Task prompt: Scan the material for the word "text", and copy each line where it shows up.

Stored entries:
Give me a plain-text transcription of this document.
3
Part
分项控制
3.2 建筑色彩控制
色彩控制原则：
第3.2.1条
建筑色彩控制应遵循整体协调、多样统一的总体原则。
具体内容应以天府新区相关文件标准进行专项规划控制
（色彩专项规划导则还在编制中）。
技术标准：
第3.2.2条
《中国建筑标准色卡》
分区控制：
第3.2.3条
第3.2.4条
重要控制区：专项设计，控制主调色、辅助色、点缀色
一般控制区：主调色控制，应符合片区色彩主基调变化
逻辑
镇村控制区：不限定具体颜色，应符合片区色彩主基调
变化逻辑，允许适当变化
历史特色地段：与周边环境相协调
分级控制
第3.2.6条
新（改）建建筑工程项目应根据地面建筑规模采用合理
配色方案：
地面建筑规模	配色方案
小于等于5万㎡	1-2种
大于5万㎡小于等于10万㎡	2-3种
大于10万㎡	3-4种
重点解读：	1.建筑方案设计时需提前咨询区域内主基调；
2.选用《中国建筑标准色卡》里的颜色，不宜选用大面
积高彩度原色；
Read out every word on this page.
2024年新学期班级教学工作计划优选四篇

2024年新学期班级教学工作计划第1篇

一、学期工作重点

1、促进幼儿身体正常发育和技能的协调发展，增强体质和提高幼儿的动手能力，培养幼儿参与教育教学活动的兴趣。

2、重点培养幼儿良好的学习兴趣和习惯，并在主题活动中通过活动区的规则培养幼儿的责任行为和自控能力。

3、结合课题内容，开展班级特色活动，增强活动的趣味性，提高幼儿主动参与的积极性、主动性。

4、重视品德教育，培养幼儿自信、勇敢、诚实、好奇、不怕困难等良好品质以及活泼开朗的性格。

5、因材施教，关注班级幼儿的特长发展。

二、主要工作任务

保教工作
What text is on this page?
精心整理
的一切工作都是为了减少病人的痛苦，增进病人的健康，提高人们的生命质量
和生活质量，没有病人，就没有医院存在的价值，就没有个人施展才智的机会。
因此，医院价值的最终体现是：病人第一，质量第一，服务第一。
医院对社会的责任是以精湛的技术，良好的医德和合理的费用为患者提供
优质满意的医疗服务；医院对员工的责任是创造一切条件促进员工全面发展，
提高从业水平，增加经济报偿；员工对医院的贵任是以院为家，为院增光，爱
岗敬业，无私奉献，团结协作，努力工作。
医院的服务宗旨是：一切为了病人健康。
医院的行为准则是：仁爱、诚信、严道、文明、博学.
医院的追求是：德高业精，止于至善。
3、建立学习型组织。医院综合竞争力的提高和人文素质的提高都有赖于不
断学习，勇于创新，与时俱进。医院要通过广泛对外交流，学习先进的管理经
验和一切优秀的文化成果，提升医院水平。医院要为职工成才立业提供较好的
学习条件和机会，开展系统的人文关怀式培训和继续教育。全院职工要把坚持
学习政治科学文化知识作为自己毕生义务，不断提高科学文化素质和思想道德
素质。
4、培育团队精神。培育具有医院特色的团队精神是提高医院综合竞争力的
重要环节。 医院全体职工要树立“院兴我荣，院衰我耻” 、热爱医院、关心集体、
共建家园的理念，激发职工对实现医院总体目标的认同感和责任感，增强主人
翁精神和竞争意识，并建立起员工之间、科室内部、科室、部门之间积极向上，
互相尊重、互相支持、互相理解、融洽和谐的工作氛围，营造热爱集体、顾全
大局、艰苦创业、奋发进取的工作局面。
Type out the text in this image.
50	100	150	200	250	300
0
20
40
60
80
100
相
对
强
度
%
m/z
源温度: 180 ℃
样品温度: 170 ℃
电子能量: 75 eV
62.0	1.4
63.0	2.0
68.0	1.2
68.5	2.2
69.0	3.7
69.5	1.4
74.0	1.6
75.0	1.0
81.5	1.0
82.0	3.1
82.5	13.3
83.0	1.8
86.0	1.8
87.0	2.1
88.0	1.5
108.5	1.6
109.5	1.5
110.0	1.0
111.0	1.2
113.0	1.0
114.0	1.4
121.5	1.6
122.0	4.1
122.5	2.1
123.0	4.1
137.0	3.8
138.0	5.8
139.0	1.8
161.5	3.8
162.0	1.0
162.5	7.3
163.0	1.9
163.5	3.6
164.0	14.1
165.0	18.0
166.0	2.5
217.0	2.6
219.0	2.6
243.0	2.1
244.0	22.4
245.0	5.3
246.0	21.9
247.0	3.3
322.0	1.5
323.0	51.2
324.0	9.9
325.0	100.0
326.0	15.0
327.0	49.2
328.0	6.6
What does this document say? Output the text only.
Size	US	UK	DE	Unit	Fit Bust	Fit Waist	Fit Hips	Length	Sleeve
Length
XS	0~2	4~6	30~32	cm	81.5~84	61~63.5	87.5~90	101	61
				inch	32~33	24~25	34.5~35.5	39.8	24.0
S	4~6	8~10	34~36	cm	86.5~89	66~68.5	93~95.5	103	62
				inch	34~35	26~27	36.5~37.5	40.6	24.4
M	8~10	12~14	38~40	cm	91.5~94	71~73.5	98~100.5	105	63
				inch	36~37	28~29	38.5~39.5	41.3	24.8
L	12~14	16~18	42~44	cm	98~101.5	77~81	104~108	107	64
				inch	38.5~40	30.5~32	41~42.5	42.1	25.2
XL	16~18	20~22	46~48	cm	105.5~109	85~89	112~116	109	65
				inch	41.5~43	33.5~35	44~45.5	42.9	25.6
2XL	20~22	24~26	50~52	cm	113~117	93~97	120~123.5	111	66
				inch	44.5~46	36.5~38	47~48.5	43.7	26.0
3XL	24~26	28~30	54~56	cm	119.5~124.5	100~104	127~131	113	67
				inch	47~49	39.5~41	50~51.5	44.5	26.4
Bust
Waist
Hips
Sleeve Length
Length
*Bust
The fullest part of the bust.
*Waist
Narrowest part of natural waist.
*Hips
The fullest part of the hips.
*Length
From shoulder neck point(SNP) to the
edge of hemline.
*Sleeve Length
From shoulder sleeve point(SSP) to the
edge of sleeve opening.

Response:
Give me a plain-text transcription of this document.
What text is on this page?
Type out the text in this image.
What does this document say? Output the text only.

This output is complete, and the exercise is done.